PROBLEM DETAILS | Return a copy of every line in the records that includes the word "name".

(Figure data in JSON)
----------------

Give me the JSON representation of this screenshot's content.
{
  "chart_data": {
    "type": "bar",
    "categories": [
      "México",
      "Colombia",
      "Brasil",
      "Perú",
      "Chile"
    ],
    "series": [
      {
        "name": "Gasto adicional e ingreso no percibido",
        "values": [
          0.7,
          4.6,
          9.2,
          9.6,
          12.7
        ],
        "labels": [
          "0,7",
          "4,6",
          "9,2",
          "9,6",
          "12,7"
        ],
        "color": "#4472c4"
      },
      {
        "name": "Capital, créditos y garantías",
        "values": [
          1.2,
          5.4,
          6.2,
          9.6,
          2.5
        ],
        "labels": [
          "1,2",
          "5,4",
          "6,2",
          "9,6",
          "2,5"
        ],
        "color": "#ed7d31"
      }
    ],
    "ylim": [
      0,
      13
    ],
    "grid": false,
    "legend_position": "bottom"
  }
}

----------------

PROBLEM SOLUTION |
        "name": "Gasto adicional e ingreso no percibido",
        "name": "Capital, créditos y garantías",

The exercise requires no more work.